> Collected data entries
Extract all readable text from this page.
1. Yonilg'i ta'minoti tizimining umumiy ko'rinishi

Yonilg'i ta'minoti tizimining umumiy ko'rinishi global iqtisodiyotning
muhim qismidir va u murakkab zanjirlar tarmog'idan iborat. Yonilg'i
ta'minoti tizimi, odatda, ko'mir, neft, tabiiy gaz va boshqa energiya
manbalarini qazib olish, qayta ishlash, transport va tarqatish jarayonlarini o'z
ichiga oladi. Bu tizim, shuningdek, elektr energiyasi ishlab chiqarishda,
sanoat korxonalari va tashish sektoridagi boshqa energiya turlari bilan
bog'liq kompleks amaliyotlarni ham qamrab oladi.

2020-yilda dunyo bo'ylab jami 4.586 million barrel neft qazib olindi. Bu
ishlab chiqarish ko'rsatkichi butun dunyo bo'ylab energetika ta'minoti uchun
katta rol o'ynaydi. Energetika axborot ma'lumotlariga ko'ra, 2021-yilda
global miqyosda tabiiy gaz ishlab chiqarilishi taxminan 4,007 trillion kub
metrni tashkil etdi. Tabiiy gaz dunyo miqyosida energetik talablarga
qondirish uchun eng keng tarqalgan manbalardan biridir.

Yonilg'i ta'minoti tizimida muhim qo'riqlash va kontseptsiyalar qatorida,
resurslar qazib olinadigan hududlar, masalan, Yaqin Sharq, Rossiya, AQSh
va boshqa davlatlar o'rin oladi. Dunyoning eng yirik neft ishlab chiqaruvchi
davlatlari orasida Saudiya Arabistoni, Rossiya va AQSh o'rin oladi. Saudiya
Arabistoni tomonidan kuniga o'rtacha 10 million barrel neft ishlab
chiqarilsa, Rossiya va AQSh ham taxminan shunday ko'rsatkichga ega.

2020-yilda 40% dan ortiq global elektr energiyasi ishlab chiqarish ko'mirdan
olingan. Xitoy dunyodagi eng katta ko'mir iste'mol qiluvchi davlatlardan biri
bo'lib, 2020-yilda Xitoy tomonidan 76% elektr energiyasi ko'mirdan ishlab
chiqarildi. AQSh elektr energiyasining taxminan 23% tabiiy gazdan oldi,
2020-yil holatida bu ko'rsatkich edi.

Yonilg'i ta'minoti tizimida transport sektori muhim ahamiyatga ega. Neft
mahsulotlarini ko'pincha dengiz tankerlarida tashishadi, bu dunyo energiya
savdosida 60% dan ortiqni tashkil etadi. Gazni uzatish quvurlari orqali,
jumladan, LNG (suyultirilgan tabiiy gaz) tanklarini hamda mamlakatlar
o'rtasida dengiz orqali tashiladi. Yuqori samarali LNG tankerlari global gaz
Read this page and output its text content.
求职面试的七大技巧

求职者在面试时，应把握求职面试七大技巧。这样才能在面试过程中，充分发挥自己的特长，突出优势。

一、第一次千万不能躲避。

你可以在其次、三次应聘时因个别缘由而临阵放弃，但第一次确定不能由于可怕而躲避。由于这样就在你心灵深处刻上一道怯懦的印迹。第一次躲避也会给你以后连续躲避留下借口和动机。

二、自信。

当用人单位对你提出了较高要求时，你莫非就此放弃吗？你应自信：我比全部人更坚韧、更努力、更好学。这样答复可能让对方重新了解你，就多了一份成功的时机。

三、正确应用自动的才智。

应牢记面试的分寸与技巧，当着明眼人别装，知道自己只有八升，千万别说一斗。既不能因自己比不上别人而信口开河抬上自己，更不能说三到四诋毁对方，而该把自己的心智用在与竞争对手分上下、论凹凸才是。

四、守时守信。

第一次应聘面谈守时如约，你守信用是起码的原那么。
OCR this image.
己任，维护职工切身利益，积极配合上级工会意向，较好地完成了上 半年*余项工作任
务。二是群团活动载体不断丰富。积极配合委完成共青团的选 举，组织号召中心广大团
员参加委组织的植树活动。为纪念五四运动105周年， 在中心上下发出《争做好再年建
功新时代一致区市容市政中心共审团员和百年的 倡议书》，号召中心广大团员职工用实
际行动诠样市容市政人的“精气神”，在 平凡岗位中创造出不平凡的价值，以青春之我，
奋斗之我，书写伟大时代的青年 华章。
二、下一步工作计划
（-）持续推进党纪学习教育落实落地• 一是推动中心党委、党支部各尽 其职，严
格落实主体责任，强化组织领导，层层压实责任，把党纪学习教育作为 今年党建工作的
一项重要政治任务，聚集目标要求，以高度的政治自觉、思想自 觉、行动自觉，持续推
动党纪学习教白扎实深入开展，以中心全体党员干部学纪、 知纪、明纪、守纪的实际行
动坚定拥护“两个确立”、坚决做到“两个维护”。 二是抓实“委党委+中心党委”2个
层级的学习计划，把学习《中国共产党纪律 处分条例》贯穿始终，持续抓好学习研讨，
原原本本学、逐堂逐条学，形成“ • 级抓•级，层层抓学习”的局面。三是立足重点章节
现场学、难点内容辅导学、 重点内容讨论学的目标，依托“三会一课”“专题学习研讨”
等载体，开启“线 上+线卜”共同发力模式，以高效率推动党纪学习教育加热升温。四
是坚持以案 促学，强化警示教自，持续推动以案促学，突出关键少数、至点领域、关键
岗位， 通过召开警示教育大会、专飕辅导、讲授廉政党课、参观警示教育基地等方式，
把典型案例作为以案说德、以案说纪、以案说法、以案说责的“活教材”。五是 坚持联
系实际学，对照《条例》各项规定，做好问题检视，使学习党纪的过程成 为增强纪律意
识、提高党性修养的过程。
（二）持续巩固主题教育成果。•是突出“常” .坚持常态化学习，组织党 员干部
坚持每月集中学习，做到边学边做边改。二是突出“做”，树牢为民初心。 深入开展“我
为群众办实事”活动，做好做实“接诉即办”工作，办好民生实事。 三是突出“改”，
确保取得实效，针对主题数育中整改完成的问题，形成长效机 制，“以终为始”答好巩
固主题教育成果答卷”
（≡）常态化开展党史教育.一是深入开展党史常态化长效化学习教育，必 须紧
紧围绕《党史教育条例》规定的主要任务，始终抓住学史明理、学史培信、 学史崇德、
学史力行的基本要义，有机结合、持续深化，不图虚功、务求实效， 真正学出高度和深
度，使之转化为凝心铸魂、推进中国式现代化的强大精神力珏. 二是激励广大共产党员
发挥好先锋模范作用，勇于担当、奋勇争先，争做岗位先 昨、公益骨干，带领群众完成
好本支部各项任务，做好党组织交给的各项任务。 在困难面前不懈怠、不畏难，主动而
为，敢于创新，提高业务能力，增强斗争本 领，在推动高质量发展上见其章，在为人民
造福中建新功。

> Problem details
Copy each line of the listing that contains the string "Yonilg".

> Result
1. Yonilg'i ta'minoti tizimining umumiy ko'rinishi
Yonilg'i ta'minoti tizimining umumiy ko'rinishi global iqtisodiyotning
muhim qismidir va u murakkab zanjirlar tarmog'idan iborat. Yonilg'i
Yonilg'i ta'minoti tizimida muhim qo'riqlash va kontseptsiyalar qatorida,
Yonilg'i ta'minoti tizimida transport sektori muhim ahamiyatga ega. Neft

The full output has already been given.